_Input material_:
>>

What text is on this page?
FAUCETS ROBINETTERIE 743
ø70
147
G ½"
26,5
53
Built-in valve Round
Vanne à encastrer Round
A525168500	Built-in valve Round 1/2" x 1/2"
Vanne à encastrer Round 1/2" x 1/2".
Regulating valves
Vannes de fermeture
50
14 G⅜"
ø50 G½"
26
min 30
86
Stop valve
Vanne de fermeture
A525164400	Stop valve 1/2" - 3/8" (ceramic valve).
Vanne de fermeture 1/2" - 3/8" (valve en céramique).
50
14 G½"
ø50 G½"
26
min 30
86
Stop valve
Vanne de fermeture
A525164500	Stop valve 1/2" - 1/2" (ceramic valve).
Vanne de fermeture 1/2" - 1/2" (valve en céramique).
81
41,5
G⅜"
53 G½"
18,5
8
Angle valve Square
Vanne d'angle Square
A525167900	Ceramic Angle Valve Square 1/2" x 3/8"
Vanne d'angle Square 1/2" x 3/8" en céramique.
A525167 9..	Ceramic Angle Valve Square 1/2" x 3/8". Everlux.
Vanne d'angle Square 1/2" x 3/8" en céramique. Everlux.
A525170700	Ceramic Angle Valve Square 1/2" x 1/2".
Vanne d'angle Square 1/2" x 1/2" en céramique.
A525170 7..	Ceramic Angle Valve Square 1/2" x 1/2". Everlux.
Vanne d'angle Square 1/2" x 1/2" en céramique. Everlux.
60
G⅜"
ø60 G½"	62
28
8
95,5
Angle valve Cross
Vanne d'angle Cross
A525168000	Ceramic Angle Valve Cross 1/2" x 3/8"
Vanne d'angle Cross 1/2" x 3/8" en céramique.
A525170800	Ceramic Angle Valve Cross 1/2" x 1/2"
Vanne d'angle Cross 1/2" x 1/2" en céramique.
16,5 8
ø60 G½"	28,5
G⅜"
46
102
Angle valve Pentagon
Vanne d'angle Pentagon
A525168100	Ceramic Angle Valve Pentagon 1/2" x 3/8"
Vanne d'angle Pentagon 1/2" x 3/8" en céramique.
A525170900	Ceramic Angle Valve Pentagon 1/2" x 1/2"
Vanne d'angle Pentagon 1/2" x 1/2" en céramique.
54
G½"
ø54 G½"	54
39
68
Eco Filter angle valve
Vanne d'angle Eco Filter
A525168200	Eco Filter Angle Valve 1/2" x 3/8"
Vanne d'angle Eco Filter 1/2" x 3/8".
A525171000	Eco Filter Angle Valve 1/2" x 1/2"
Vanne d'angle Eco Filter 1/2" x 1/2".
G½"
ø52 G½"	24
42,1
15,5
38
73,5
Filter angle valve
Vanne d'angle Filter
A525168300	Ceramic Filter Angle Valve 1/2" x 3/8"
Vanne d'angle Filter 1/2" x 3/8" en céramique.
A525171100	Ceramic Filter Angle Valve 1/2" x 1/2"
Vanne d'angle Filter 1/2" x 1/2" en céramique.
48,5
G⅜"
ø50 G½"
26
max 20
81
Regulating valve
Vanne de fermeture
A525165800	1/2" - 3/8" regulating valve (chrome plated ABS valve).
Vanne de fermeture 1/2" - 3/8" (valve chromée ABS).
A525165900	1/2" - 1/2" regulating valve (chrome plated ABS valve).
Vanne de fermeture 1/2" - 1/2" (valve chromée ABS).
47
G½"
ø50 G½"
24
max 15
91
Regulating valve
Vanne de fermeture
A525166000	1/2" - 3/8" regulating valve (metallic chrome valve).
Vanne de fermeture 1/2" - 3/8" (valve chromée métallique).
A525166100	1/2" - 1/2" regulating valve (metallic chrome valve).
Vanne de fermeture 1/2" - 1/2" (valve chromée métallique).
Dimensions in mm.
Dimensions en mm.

<<

_Task_:
Give back all the records exactly as they stand.

_Response to this task_:
What text is on this page?
FAUCETS ROBINETTERIE 743
ø70
147
G ½"
26,5
53
Built-in valve Round
Vanne à encastrer Round
A525168500	Built-in valve Round 1/2" x 1/2"
Vanne à encastrer Round 1/2" x 1/2".
Regulating valves
Vannes de fermeture
50
14 G⅜"
ø50 G½"
26
min 30
86
Stop valve
Vanne de fermeture
A525164400	Stop valve 1/2" - 3/8" (ceramic valve).
Vanne de fermeture 1/2" - 3/8" (valve en céramique).
50
14 G½"
ø50 G½"
26
min 30
86
Stop valve
Vanne de fermeture
A525164500	Stop valve 1/2" - 1/2" (ceramic valve).
Vanne de fermeture 1/2" - 1/2" (valve en céramique).
81
41,5
G⅜"
53 G½"
18,5
8
Angle valve Square
Vanne d'angle Square
A525167900	Ceramic Angle Valve Square 1/2" x 3/8"
Vanne d'angle Square 1/2" x 3/8" en céramique.
A525167 9..	Ceramic Angle Valve Square 1/2" x 3/8". Everlux.
Vanne d'angle Square 1/2" x 3/8" en céramique. Everlux.
A525170700	Ceramic Angle Valve Square 1/2" x 1/2".
Vanne d'angle Square 1/2" x 1/2" en céramique.
A525170 7..	Ceramic Angle Valve Square 1/2" x 1/2". Everlux.
Vanne d'angle Square 1/2" x 1/2" en céramique. Everlux.
60
G⅜"
ø60 G½"	62
28
8
95,5
Angle valve Cross
Vanne d'angle Cross
A525168000	Ceramic Angle Valve Cross 1/2" x 3/8"
Vanne d'angle Cross 1/2" x 3/8" en céramique.
A525170800	Ceramic Angle Valve Cross 1/2" x 1/2"
Vanne d'angle Cross 1/2" x 1/2" en céramique.
16,5 8
ø60 G½"	28,5
G⅜"
46
102
Angle valve Pentagon
Vanne d'angle Pentagon
A525168100	Ceramic Angle Valve Pentagon 1/2" x 3/8"
Vanne d'angle Pentagon 1/2" x 3/8" en céramique.
A525170900	Ceramic Angle Valve Pentagon 1/2" x 1/2"
Vanne d'angle Pentagon 1/2" x 1/2" en céramique.
54
G½"
ø54 G½"	54
39
68
Eco Filter angle valve
Vanne d'angle Eco Filter
A525168200	Eco Filter Angle Valve 1/2" x 3/8"
Vanne d'angle Eco Filter 1/2" x 3/8".
A525171000	Eco Filter Angle Valve 1/2" x 1/2"
Vanne d'angle Eco Filter 1/2" x 1/2".
G½"
ø52 G½"	24
42,1
15,5
38
73,5
Filter angle valve
Vanne d'angle Filter
A525168300	Ceramic Filter Angle Valve 1/2" x 3/8"
Vanne d'angle Filter 1/2" x 3/8" en céramique.
A525171100	Ceramic Filter Angle Valve 1/2" x 1/2"
Vanne d'angle Filter 1/2" x 1/2" en céramique.
48,5
G⅜"
ø50 G½"
26
max 20
81
Regulating valve
Vanne de fermeture
A525165800	1/2" - 3/8" regulating valve (chrome plated ABS valve).
Vanne de fermeture 1/2" - 3/8" (valve chromée ABS).
A525165900	1/2" - 1/2" regulating valve (chrome plated ABS valve).
Vanne de fermeture 1/2" - 1/2" (valve chromée ABS).
47
G½"
ø50 G½"
24
max 15
91
Regulating valve
Vanne de fermeture
A525166000	1/2" - 3/8" regulating valve (metallic chrome valve).
Vanne de fermeture 1/2" - 3/8" (valve chromée métallique).
A525166100	1/2" - 1/2" regulating valve (metallic chrome valve).
Vanne de fermeture 1/2" - 1/2" (valve chromée métallique).
Dimensions in mm.
Dimensions en mm.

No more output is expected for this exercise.